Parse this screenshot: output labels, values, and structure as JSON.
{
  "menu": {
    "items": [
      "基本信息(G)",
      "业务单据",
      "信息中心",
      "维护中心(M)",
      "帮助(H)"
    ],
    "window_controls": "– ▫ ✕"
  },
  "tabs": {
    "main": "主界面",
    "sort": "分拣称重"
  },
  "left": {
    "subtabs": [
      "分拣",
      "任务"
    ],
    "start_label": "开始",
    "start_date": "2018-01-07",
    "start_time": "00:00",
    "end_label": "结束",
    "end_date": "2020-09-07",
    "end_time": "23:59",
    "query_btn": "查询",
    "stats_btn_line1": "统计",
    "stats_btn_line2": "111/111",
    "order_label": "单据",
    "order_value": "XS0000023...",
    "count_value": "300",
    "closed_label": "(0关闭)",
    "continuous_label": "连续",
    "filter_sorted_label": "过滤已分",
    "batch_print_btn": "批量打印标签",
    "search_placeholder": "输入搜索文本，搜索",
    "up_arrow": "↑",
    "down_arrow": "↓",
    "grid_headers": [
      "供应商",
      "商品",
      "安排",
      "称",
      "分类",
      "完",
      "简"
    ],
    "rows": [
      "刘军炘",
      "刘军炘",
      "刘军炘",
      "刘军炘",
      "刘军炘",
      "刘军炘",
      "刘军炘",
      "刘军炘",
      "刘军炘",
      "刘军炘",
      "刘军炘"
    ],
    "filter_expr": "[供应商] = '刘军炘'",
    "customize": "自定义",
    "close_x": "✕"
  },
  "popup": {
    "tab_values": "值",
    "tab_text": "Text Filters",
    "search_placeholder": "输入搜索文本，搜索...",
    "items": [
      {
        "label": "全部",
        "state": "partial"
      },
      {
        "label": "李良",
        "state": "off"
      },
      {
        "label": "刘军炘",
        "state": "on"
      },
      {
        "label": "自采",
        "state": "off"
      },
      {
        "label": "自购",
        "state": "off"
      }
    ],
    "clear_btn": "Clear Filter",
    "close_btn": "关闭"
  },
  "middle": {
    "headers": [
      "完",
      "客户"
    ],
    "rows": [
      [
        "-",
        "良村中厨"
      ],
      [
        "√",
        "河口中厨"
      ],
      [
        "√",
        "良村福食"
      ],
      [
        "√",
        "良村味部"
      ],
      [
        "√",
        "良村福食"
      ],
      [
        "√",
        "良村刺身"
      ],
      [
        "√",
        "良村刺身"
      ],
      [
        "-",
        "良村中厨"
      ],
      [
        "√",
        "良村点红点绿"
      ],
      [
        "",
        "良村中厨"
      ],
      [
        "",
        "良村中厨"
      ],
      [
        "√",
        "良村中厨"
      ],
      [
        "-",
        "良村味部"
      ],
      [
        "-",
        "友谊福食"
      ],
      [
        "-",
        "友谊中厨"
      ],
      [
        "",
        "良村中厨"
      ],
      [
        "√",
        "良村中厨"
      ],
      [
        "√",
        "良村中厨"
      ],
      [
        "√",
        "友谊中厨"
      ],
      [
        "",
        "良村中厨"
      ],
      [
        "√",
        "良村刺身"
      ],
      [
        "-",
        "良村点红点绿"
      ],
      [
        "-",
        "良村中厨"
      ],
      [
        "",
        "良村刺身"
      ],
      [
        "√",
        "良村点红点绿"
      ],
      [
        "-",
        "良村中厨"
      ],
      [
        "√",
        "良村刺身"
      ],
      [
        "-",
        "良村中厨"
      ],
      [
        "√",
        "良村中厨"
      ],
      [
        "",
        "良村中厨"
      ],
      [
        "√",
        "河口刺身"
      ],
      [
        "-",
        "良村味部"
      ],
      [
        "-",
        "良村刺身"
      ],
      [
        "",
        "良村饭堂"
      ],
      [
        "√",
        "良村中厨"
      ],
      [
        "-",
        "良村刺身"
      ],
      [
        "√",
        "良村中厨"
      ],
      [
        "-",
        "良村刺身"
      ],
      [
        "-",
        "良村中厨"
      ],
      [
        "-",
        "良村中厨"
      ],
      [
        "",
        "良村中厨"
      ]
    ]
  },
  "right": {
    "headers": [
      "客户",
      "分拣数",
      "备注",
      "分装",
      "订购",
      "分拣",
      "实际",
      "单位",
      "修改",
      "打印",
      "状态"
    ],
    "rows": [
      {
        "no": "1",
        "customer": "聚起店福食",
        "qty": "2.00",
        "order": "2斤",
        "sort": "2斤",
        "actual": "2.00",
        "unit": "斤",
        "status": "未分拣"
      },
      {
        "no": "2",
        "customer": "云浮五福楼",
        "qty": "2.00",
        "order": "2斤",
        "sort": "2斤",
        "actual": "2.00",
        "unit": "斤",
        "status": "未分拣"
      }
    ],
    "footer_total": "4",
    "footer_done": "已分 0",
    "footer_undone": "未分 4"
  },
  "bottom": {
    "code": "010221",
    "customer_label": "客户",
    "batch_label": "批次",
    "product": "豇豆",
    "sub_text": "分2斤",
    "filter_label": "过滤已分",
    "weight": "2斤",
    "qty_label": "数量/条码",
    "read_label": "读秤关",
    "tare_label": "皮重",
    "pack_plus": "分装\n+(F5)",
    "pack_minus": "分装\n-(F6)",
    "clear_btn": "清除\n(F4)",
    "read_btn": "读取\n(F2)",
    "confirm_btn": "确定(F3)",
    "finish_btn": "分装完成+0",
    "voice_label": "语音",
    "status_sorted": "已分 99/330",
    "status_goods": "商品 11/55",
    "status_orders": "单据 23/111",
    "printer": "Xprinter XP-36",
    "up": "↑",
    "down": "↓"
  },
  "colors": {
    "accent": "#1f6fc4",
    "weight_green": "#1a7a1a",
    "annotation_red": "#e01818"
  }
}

**Exercise description**
Print every record above exactly as written.

**Response below**
Parse this screenshot: output labels, values, and structure as JSON.
{
  "menu": {
    "items": [
      "基本信息(G)",
      "业务单据",
      "信息中心",
      "维护中心(M)",
      "帮助(H)"
    ],
    "window_controls": "– ▫ ✕"
  },
  "tabs": {
    "main": "主界面",
    "sort": "分拣称重"
  },
  "left": {
    "subtabs": [
      "分拣",
      "任务"
    ],
    "start_label": "开始",
    "start_date": "2018-01-07",
    "start_time": "00:00",
    "end_label": "结束",
    "end_date": "2020-09-07",
    "end_time": "23:59",
    "query_btn": "查询",
    "stats_btn_line1": "统计",
    "stats_btn_line2": "111/111",
    "order_label": "单据",
    "order_value": "XS0000023...",
    "count_value": "300",
    "closed_label": "(0关闭)",
    "continuous_label": "连续",
    "filter_sorted_label": "过滤已分",
    "batch_print_btn": "批量打印标签",
    "search_placeholder": "输入搜索文本，搜索",
    "up_arrow": "↑",
    "down_arrow": "↓",
    "grid_headers": [
      "供应商",
      "商品",
      "安排",
      "称",
      "分类",
      "完",
      "简"
    ],
    "rows": [
      "刘军炘",
      "刘军炘",
      "刘军炘",
      "刘军炘",
      "刘军炘",
      "刘军炘",
      "刘军炘",
      "刘军炘",
      "刘军炘",
      "刘军炘",
      "刘军炘"
    ],
    "filter_expr": "[供应商] = '刘军炘'",
    "customize": "自定义",
    "close_x": "✕"
  },
  "popup": {
    "tab_values": "值",
    "tab_text": "Text Filters",
    "search_placeholder": "输入搜索文本，搜索...",
    "items": [
      {
        "label": "全部",
        "state": "partial"
      },
      {
        "label": "李良",
        "state": "off"
      },
      {
        "label": "刘军炘",
        "state": "on"
      },
      {
        "label": "自采",
        "state": "off"
      },
      {
        "label": "自购",
        "state": "off"
      }
    ],
    "clear_btn": "Clear Filter",
    "close_btn": "关闭"
  },
  "middle": {
    "headers": [
      "完",
      "客户"
    ],
    "rows": [
      [
        "-",
        "良村中厨"
      ],
      [
        "√",
        "河口中厨"
      ],
      [
        "√",
        "良村福食"
      ],
      [
        "√",
        "良村味部"
      ],
      [
        "√",
        "良村福食"
      ],
      [
        "√",
        "良村刺身"
      ],
      [
        "√",
        "良村刺身"
      ],
      [
        "-",
        "良村中厨"
      ],
      [
        "√",
        "良村点红点绿"
      ],
      [
        "",
        "良村中厨"
      ],
      [
        "",
        "良村中厨"
      ],
      [
        "√",
        "良村中厨"
      ],
      [
        "-",
        "良村味部"
      ],
      [
        "-",
        "友谊福食"
      ],
      [
        "-",
        "友谊中厨"
      ],
      [
        "",
        "良村中厨"
      ],
      [
        "√",
        "良村中厨"
      ],
      [
        "√",
        "良村中厨"
      ],
      [
        "√",
        "友谊中厨"
      ],
      [
        "",
        "良村中厨"
      ],
      [
        "√",
        "良村刺身"
      ],
      [
        "-",
        "良村点红点绿"
      ],
      [
        "-",
        "良村中厨"
      ],
      [
        "",
        "良村刺身"
      ],
      [
        "√",
        "良村点红点绿"
      ],
      [
        "-",
        "良村中厨"
      ],
      [
        "√",
        "良村刺身"
      ],
      [
        "-",
        "良村中厨"
      ],
      [
        "√",
        "良村中厨"
      ],
      [
        "",
        "良村中厨"
      ],
      [
        "√",
        "河口刺身"
      ],
      [
        "-",
        "良村味部"
      ],
      [
        "-",
        "良村刺身"
      ],
      [
        "",
        "良村饭堂"
      ],
      [
        "√",
        "良村中厨"
      ],
      [
        "-",
        "良村刺身"
      ],
      [
        "√",
        "良村中厨"
      ],
      [
        "-",
        "良村刺身"
      ],
      [
        "-",
        "良村中厨"
      ],
      [
        "-",
        "良村中厨"
      ],
      [
        "",
        "良村中厨"
      ]
    ]
  },
  "right": {
    "headers": [
      "客户",
      "分拣数",
      "备注",
      "分装",
      "订购",
      "分拣",
      "实际",
      "单位",
      "修改",
      "打印",
      "状态"
    ],
    "rows": [
      {
        "no": "1",
        "customer": "聚起店福食",
        "qty": "2.00",
        "order": "2斤",
        "sort": "2斤",
        "actual": "2.00",
        "unit": "斤",
        "status": "未分拣"
      },
      {
        "no": "2",
        "customer": "云浮五福楼",
        "qty": "2.00",
        "order": "2斤",
        "sort": "2斤",
        "actual": "2.00",
        "unit": "斤",
        "status": "未分拣"
      }
    ],
    "footer_total": "4",
    "footer_done": "已分 0",
    "footer_undone": "未分 4"
  },
  "bottom": {
    "code": "010221",
    "customer_label": "客户",
    "batch_label": "批次",
    "product": "豇豆",
    "sub_text": "分2斤",
    "filter_label": "过滤已分",
    "weight": "2斤",
    "qty_label": "数量/条码",
    "read_label": "读秤关",
    "tare_label": "皮重",
    "pack_plus": "分装\n+(F5)",
    "pack_minus": "分装\n-(F6)",
    "clear_btn": "清除\n(F4)",
    "read_btn": "读取\n(F2)",
    "confirm_btn": "确定(F3)",
    "finish_btn": "分装完成+0",
    "voice_label": "语音",
    "status_sorted": "已分 99/330",
    "status_goods": "商品 11/55",
    "status_orders": "单据 23/111",
    "printer": "Xprinter XP-36",
    "up": "↑",
    "down": "↓"
  },
  "colors": {
    "accent": "#1f6fc4",
    "weight_green": "#1a7a1a",
    "annotation_red": "#e01818"
  }
}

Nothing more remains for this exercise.